Records from a collection of figures:
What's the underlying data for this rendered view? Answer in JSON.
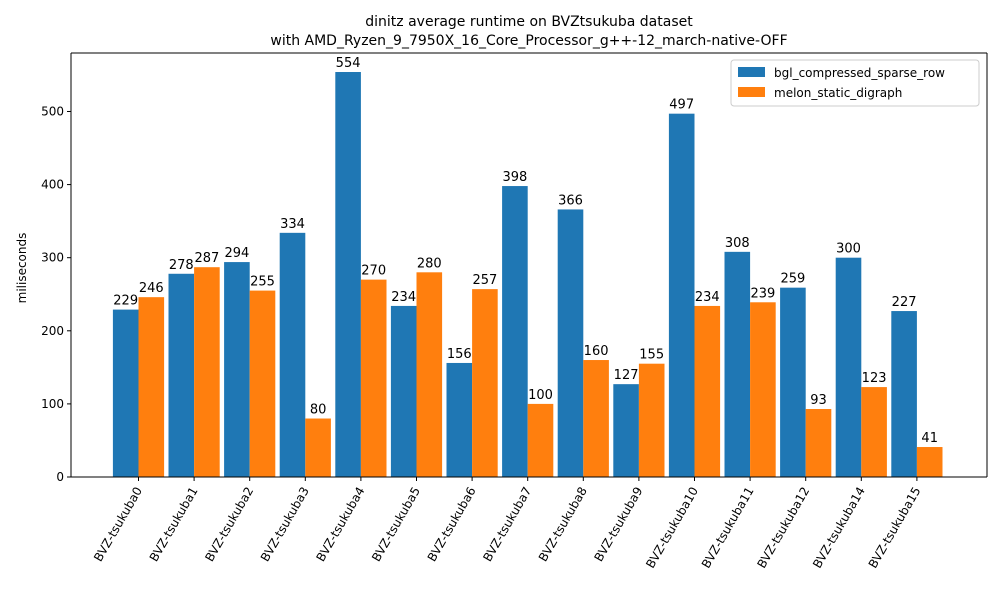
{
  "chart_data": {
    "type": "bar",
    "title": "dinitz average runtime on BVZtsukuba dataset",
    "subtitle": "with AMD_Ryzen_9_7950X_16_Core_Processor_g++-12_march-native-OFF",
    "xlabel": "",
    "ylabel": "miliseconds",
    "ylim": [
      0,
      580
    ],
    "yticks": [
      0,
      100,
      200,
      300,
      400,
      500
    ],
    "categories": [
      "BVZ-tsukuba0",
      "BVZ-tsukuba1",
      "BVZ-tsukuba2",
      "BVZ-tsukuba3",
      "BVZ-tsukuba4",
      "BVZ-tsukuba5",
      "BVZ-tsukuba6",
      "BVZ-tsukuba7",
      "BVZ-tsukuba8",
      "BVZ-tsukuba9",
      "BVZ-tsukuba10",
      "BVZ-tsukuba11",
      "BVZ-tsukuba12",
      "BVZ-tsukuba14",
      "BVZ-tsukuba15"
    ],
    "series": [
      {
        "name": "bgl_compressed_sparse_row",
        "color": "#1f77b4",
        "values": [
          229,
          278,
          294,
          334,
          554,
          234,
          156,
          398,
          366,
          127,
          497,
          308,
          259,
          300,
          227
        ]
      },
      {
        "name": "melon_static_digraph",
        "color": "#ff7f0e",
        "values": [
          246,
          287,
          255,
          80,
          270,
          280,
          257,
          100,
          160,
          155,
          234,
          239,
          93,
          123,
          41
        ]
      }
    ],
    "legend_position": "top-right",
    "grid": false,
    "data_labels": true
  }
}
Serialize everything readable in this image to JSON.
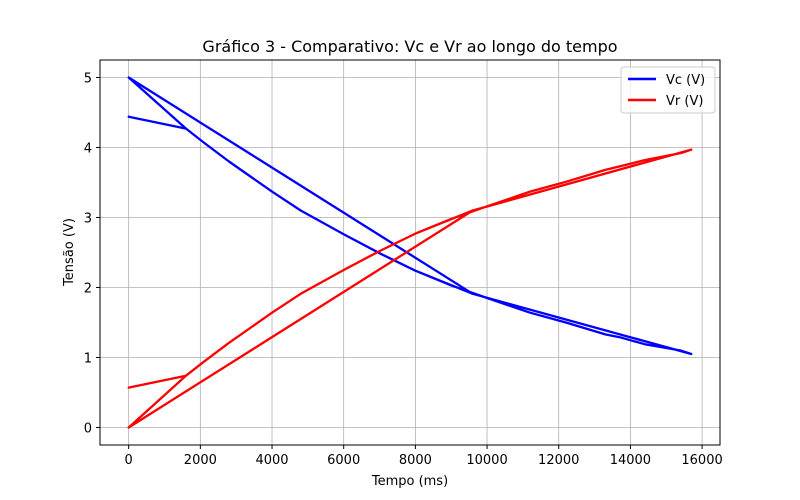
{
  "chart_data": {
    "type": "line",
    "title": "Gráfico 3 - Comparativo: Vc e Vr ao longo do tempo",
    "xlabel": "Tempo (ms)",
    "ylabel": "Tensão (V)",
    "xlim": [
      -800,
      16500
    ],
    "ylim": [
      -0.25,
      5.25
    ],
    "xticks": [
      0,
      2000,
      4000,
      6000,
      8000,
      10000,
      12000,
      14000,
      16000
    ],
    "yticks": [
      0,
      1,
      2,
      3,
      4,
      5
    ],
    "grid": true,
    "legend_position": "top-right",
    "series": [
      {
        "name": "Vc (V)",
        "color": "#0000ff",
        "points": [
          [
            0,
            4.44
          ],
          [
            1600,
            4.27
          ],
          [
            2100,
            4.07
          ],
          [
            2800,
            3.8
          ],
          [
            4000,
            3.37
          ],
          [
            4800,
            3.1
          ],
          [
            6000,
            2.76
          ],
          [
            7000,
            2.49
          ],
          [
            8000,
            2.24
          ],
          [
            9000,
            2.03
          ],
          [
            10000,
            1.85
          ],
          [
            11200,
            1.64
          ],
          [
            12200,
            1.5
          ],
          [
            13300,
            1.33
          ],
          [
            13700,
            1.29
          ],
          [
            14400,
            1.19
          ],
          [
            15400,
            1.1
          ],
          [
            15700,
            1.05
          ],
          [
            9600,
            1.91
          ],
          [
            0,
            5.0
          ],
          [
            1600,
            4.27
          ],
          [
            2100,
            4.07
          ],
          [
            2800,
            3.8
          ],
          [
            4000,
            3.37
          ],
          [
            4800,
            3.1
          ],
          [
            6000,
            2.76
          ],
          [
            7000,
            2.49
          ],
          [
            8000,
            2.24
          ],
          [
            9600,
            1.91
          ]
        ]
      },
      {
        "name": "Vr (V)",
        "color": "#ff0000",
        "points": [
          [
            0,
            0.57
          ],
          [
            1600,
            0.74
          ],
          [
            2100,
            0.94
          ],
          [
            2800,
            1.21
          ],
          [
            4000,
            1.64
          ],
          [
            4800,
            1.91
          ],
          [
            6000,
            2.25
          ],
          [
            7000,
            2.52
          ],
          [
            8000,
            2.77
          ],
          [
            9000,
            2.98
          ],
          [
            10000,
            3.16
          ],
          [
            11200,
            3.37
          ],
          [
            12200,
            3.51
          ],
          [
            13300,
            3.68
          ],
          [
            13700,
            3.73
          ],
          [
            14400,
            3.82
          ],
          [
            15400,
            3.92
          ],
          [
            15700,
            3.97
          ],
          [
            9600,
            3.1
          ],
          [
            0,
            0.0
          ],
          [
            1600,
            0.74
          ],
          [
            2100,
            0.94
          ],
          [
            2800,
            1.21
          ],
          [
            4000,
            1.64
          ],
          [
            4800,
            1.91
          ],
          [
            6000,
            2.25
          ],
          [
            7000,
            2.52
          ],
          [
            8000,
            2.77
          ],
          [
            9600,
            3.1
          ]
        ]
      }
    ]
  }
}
---
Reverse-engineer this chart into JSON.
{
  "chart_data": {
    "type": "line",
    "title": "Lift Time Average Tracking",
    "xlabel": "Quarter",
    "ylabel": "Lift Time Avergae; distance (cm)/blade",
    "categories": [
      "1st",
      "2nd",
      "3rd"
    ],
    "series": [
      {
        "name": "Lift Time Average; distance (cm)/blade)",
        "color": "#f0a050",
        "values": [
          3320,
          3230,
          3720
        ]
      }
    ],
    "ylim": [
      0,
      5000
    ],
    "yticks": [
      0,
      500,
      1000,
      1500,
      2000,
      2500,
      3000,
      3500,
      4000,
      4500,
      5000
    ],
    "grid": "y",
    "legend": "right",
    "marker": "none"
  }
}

**What to produce**. Calculate how many lines of the material include the string "color", and state that number by itself.

**Reply to the exercise**. 5